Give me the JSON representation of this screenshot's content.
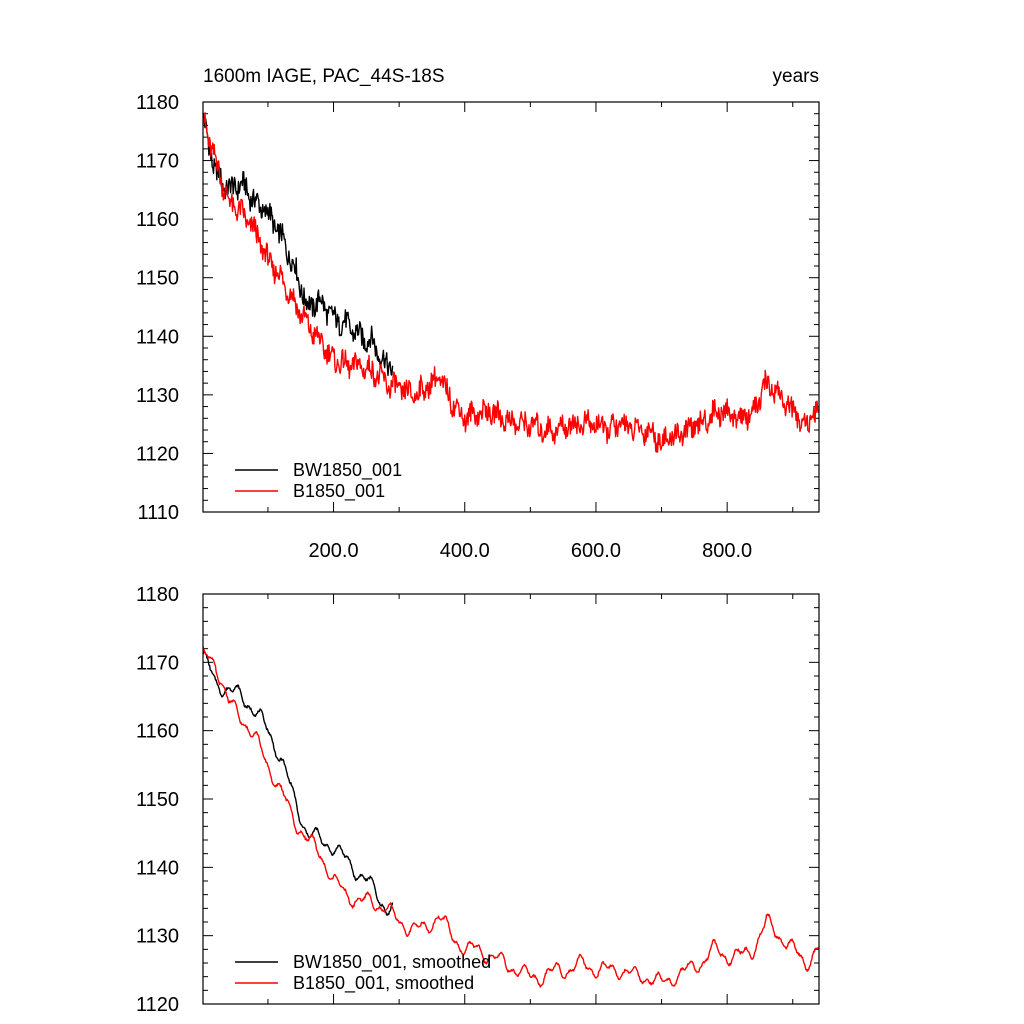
{
  "chart_data": [
    {
      "type": "line",
      "title": "1600m IAGE, PAC_44S-18S",
      "title_right": "years",
      "xlim": [
        1,
        940
      ],
      "ylim": [
        1110,
        1180
      ],
      "y_ticks": [
        "1110",
        "1120",
        "1130",
        "1140",
        "1150",
        "1160",
        "1170",
        "1180"
      ],
      "x_ticks": [
        "200.0",
        "400.0",
        "600.0",
        "800.0"
      ],
      "legend_position": "bottom-left",
      "series": [
        {
          "name": "BW1850_001",
          "color": "#000000",
          "smoothed": false,
          "x": [
            1,
            20,
            40,
            60,
            80,
            100,
            120,
            140,
            160,
            180,
            200,
            220,
            240,
            260,
            280,
            290
          ],
          "y": [
            1177,
            1168,
            1165,
            1166,
            1163,
            1161,
            1157,
            1152,
            1145,
            1146,
            1143,
            1142,
            1140,
            1139,
            1135,
            1135
          ]
        },
        {
          "name": "B1850_001",
          "color": "#ff0000",
          "smoothed": false,
          "x": [
            1,
            20,
            40,
            60,
            80,
            100,
            120,
            140,
            160,
            180,
            200,
            220,
            240,
            260,
            280,
            300,
            320,
            340,
            360,
            380,
            400,
            420,
            440,
            460,
            480,
            500,
            520,
            540,
            560,
            580,
            600,
            620,
            640,
            660,
            680,
            700,
            720,
            740,
            760,
            780,
            800,
            820,
            840,
            860,
            880,
            900,
            920,
            940
          ],
          "y": [
            1177,
            1170,
            1163,
            1161,
            1158,
            1153,
            1150,
            1146,
            1142,
            1139,
            1136,
            1135,
            1135,
            1134,
            1132,
            1131,
            1130,
            1131,
            1133,
            1129,
            1126,
            1127,
            1127,
            1126,
            1125,
            1125,
            1124,
            1124,
            1125,
            1125,
            1125,
            1124,
            1125,
            1124,
            1124,
            1122,
            1123,
            1124,
            1125,
            1127,
            1127,
            1126,
            1127,
            1132,
            1130,
            1127,
            1125,
            1127
          ]
        }
      ]
    },
    {
      "type": "line",
      "xlim": [
        1,
        940
      ],
      "ylim": [
        1120,
        1180
      ],
      "y_ticks": [
        "1120",
        "1130",
        "1140",
        "1150",
        "1160",
        "1170",
        "1180"
      ],
      "legend_position": "bottom-left",
      "series": [
        {
          "name": "BW1850_001, smoothed",
          "color": "#000000",
          "smoothed": true,
          "x": [
            1,
            20,
            40,
            60,
            80,
            100,
            120,
            140,
            160,
            180,
            200,
            220,
            240,
            260,
            280,
            290
          ],
          "y": [
            1171,
            1167,
            1166,
            1165,
            1163,
            1160,
            1156,
            1150,
            1145,
            1144,
            1143,
            1141,
            1139,
            1137,
            1134,
            1134
          ]
        },
        {
          "name": "B1850_001, smoothed",
          "color": "#ff0000",
          "smoothed": true,
          "x": [
            1,
            20,
            40,
            60,
            80,
            100,
            120,
            140,
            160,
            180,
            200,
            220,
            240,
            260,
            280,
            300,
            320,
            340,
            360,
            380,
            400,
            420,
            440,
            460,
            480,
            500,
            520,
            540,
            560,
            580,
            600,
            620,
            640,
            660,
            680,
            700,
            720,
            740,
            760,
            780,
            800,
            820,
            840,
            860,
            880,
            900,
            920,
            940
          ],
          "y": [
            1171,
            1170,
            1164,
            1162,
            1159,
            1155,
            1151,
            1147,
            1144,
            1142,
            1138,
            1136,
            1135,
            1135,
            1134,
            1132,
            1131,
            1131,
            1133,
            1130,
            1128,
            1128,
            1127,
            1126,
            1125,
            1124,
            1124,
            1125,
            1125,
            1126,
            1125,
            1125,
            1125,
            1124,
            1124,
            1123,
            1124,
            1125,
            1126,
            1128,
            1127,
            1127,
            1128,
            1132,
            1130,
            1128,
            1126,
            1128
          ]
        }
      ]
    }
  ]
}
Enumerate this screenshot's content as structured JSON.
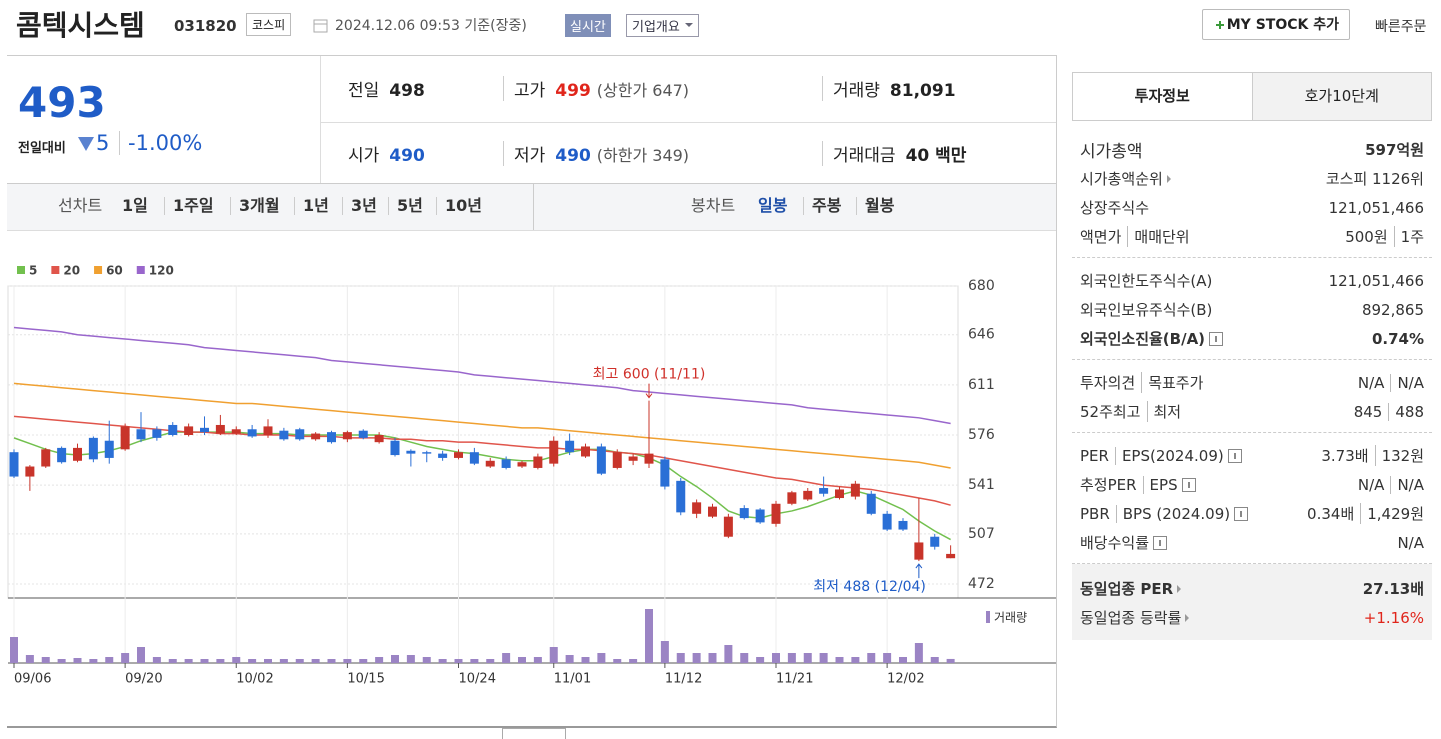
{
  "header": {
    "name": "콤텍시스템",
    "code": "031820",
    "market": "코스피",
    "time": "2024.12.06 09:53 기준(장중)",
    "realtime": "실시간",
    "company": "기업개요",
    "mystock": "MY STOCK 추가",
    "quick_order": "빠른주문"
  },
  "quote": {
    "price": "493",
    "change_label": "전일대비",
    "change": "5",
    "change_pct": "-1.00%",
    "items": [
      {
        "label": "전일",
        "value": "498"
      },
      {
        "label": "고가",
        "value": "499",
        "note": "(상한가 647)",
        "color": "#e0251b"
      },
      {
        "label": "거래량",
        "value": "81,091"
      },
      {
        "label": "시가",
        "value": "490",
        "color": "#1f5cc7"
      },
      {
        "label": "저가",
        "value": "490",
        "note": "(하한가 349)",
        "color": "#1f5cc7"
      },
      {
        "label": "거래대금",
        "value": "40 백만"
      }
    ]
  },
  "periods": {
    "line_label": "선차트",
    "line": [
      "1일",
      "1주일",
      "3개월",
      "1년",
      "3년",
      "5년",
      "10년"
    ],
    "candle_label": "봉차트",
    "candle": [
      "일봉",
      "주봉",
      "월봉"
    ]
  },
  "chart_data": {
    "type": "candlestick",
    "up_color": "#c8342a",
    "down_color": "#2a6fd6",
    "grid": true,
    "categories": [
      "09/06",
      null,
      null,
      null,
      null,
      null,
      null,
      "09/20",
      null,
      null,
      null,
      null,
      null,
      null,
      "10/02",
      null,
      null,
      null,
      null,
      null,
      null,
      "10/15",
      null,
      null,
      null,
      null,
      null,
      null,
      "10/24",
      null,
      null,
      null,
      null,
      null,
      "11/01",
      null,
      null,
      null,
      null,
      null,
      null,
      "11/12",
      null,
      null,
      null,
      null,
      null,
      null,
      "11/21",
      null,
      null,
      null,
      null,
      null,
      null,
      "12/02",
      null,
      null,
      null,
      null
    ],
    "open": [
      564,
      547,
      554,
      567,
      558,
      574,
      572,
      566,
      580,
      580,
      583,
      576,
      581,
      577,
      577,
      580,
      576,
      579,
      580,
      573,
      578,
      573,
      579,
      571,
      572,
      565,
      564,
      563,
      560,
      564,
      554,
      559,
      554,
      553,
      556,
      572,
      561,
      568,
      553,
      558,
      556,
      559,
      544,
      521,
      519,
      505,
      525,
      524,
      514,
      528,
      531,
      539,
      532,
      533,
      535,
      521,
      516,
      489,
      505,
      490
    ],
    "high": [
      566,
      555,
      567,
      568,
      570,
      575,
      586,
      584,
      592,
      582,
      585,
      584,
      589,
      590,
      582,
      583,
      587,
      581,
      581,
      578,
      579,
      579,
      580,
      578,
      574,
      566,
      565,
      565,
      566,
      567,
      560,
      561,
      558,
      563,
      575,
      577,
      570,
      570,
      566,
      563,
      600,
      561,
      546,
      531,
      528,
      521,
      527,
      525,
      530,
      537,
      539,
      547,
      540,
      544,
      537,
      523,
      518,
      532,
      507,
      499
    ],
    "low": [
      546,
      537,
      553,
      556,
      557,
      557,
      556,
      565,
      571,
      572,
      575,
      575,
      576,
      576,
      576,
      574,
      574,
      572,
      572,
      572,
      570,
      571,
      573,
      570,
      561,
      554,
      557,
      558,
      559,
      555,
      553,
      552,
      553,
      552,
      554,
      562,
      560,
      548,
      552,
      555,
      553,
      538,
      520,
      518,
      518,
      504,
      517,
      514,
      512,
      527,
      530,
      533,
      531,
      531,
      520,
      509,
      509,
      488,
      496,
      490
    ],
    "close": [
      547,
      554,
      566,
      557,
      567,
      559,
      560,
      582,
      573,
      574,
      576,
      582,
      578,
      583,
      580,
      575,
      582,
      573,
      573,
      577,
      571,
      578,
      574,
      576,
      562,
      563,
      563,
      560,
      564,
      556,
      558,
      553,
      557,
      561,
      572,
      564,
      568,
      549,
      564,
      561,
      563,
      540,
      522,
      529,
      526,
      519,
      518,
      515,
      528,
      536,
      537,
      535,
      538,
      542,
      521,
      510,
      510,
      501,
      498,
      493
    ],
    "series": [
      {
        "name": "5",
        "color": "#72c04e",
        "values": [
          574,
          570,
          566,
          563,
          562,
          563,
          565,
          568,
          572,
          575,
          578,
          578,
          578,
          578,
          578,
          577,
          577,
          577,
          576,
          576,
          576,
          576,
          576,
          576,
          574,
          571,
          568,
          566,
          564,
          563,
          561,
          559,
          558,
          558,
          561,
          564,
          566,
          566,
          564,
          563,
          560,
          555,
          547,
          540,
          532,
          523,
          519,
          518,
          521,
          523,
          526,
          530,
          534,
          537,
          534,
          529,
          524,
          516,
          509,
          503
        ]
      },
      {
        "name": "20",
        "color": "#e0554b",
        "values": [
          589,
          588,
          587,
          586,
          585,
          584,
          583,
          582,
          581,
          580,
          579,
          578,
          578,
          577,
          577,
          576,
          576,
          576,
          575,
          575,
          575,
          574,
          574,
          574,
          573,
          573,
          572,
          572,
          571,
          571,
          570,
          569,
          568,
          567,
          567,
          566,
          566,
          565,
          564,
          563,
          562,
          560,
          558,
          556,
          554,
          552,
          550,
          548,
          546,
          545,
          543,
          541,
          540,
          539,
          538,
          536,
          534,
          532,
          530,
          527
        ]
      },
      {
        "name": "60",
        "color": "#f0a030",
        "values": [
          612,
          611,
          610,
          609,
          608,
          607,
          606,
          605,
          604,
          603,
          602,
          601,
          600,
          599,
          598,
          598,
          597,
          596,
          595,
          594,
          593,
          592,
          591,
          590,
          589,
          588,
          587,
          586,
          585,
          584,
          583,
          582,
          581,
          581,
          580,
          579,
          578,
          577,
          576,
          575,
          574,
          573,
          572,
          571,
          570,
          569,
          568,
          567,
          566,
          565,
          564,
          563,
          562,
          561,
          560,
          559,
          558,
          557,
          555,
          553
        ]
      },
      {
        "name": "120",
        "color": "#9966cc",
        "values": [
          651,
          650,
          649,
          648,
          646,
          645,
          644,
          643,
          642,
          641,
          640,
          639,
          637,
          636,
          635,
          634,
          633,
          632,
          631,
          630,
          628,
          627,
          626,
          625,
          624,
          623,
          622,
          621,
          620,
          618,
          617,
          616,
          615,
          614,
          613,
          612,
          611,
          610,
          609,
          607,
          606,
          605,
          604,
          603,
          602,
          601,
          600,
          599,
          598,
          597,
          595,
          594,
          593,
          592,
          591,
          590,
          589,
          588,
          586,
          584
        ]
      }
    ],
    "volume": {
      "name": "거래량",
      "color": "#9b84c4",
      "values": [
        520000,
        160000,
        120000,
        80000,
        100000,
        80000,
        120000,
        200000,
        320000,
        120000,
        80000,
        80000,
        80000,
        80000,
        120000,
        80000,
        80000,
        80000,
        80000,
        80000,
        80000,
        80000,
        80000,
        120000,
        160000,
        160000,
        120000,
        80000,
        80000,
        80000,
        80000,
        200000,
        120000,
        120000,
        320000,
        160000,
        120000,
        200000,
        80000,
        80000,
        1080000,
        440000,
        200000,
        200000,
        200000,
        360000,
        200000,
        120000,
        200000,
        200000,
        200000,
        200000,
        120000,
        120000,
        200000,
        200000,
        120000,
        400000,
        120000,
        81091
      ]
    },
    "ylim": [
      472,
      680
    ],
    "yticks": [
      472,
      507,
      541,
      576,
      611,
      646,
      680
    ],
    "annotations": {
      "high": "최고 600 (11/11)",
      "low": "최저 488 (12/04)"
    }
  },
  "info": {
    "tabs": [
      "투자정보",
      "호가10단계"
    ],
    "groups": [
      {
        "rows": [
          {
            "label": [
              "시가총액"
            ],
            "value": [
              "597억원"
            ],
            "big": true
          },
          {
            "label": [
              "시가총액순위"
            ],
            "arrow": true,
            "value": [
              "코스피 1126위"
            ]
          },
          {
            "label": [
              "상장주식수"
            ],
            "value": [
              "121,051,466"
            ]
          },
          {
            "label": [
              "액면가",
              "매매단위"
            ],
            "value": [
              "500원",
              "1주"
            ]
          }
        ]
      },
      {
        "rows": [
          {
            "label": [
              "외국인한도주식수(A)"
            ],
            "value": [
              "121,051,466"
            ]
          },
          {
            "label": [
              "외국인보유주식수(B)"
            ],
            "value": [
              "892,865"
            ]
          },
          {
            "label": [
              "외국인소진율(B/A)"
            ],
            "help": true,
            "value": [
              "0.74%"
            ],
            "bold": true
          }
        ]
      },
      {
        "rows": [
          {
            "label": [
              "투자의견",
              "목표주가"
            ],
            "value": [
              "N/A",
              "N/A"
            ]
          },
          {
            "label": [
              "52주최고",
              "최저"
            ],
            "value": [
              "845",
              "488"
            ]
          }
        ]
      },
      {
        "rows": [
          {
            "label": [
              "PER",
              "EPS(2024.09)"
            ],
            "help": true,
            "value": [
              "3.73배",
              "132원"
            ]
          },
          {
            "label": [
              "추정PER",
              "EPS"
            ],
            "help": true,
            "value": [
              "N/A",
              "N/A"
            ]
          },
          {
            "label": [
              "PBR",
              "BPS (2024.09)"
            ],
            "help": true,
            "value": [
              "0.34배",
              "1,429원"
            ]
          },
          {
            "label": [
              "배당수익률"
            ],
            "help": true,
            "value": [
              "N/A"
            ]
          }
        ]
      },
      {
        "rows": [
          {
            "label": [
              "동일업종 PER"
            ],
            "arrow": true,
            "value": [
              "27.13배"
            ],
            "bold": true
          },
          {
            "label": [
              "동일업종 등락률"
            ],
            "arrow": true,
            "value": [
              "+1.16%"
            ],
            "color": "#e0251b"
          }
        ],
        "shaded": true
      }
    ]
  }
}
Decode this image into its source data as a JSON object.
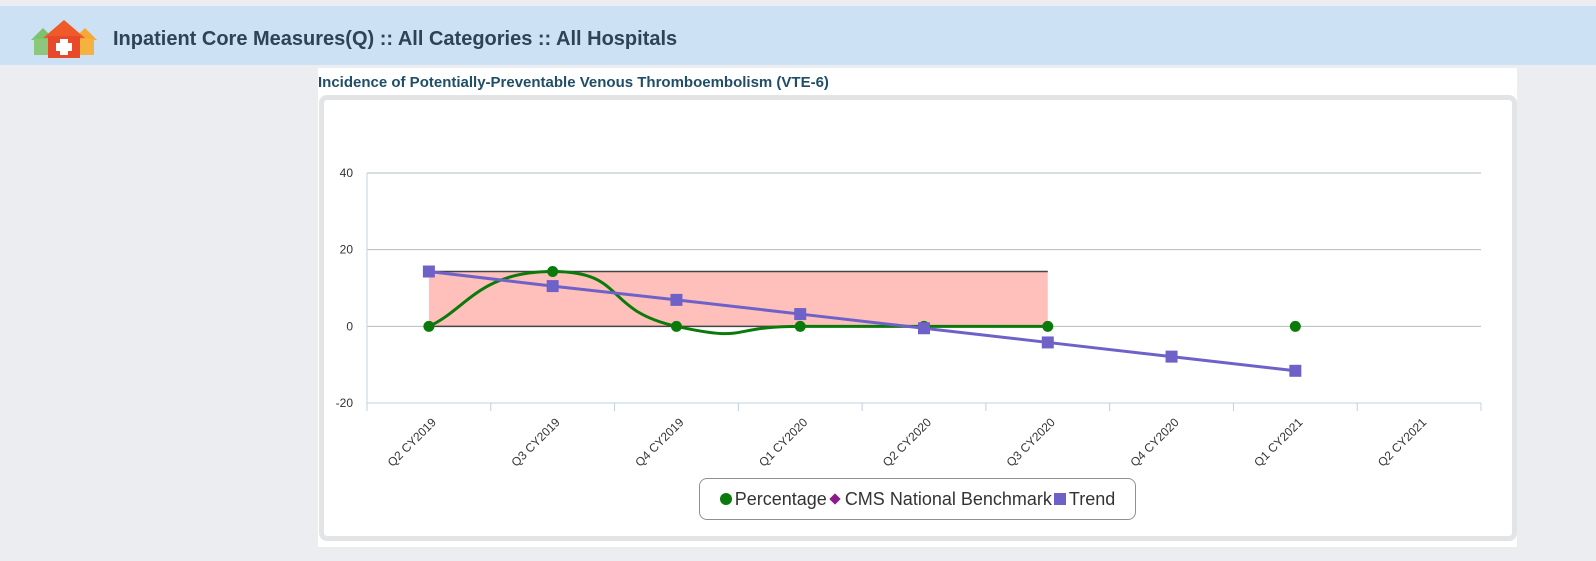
· · · ·
**TASK DETAILS**
Select the lines from the entries that include the word "JSON".

**FINISHED EXERCISE**
Give me the JSON representation of this screenshot's content.
Enumerate this screenshot's content as structured JSON.
Decode this image into its source data as a JSON object.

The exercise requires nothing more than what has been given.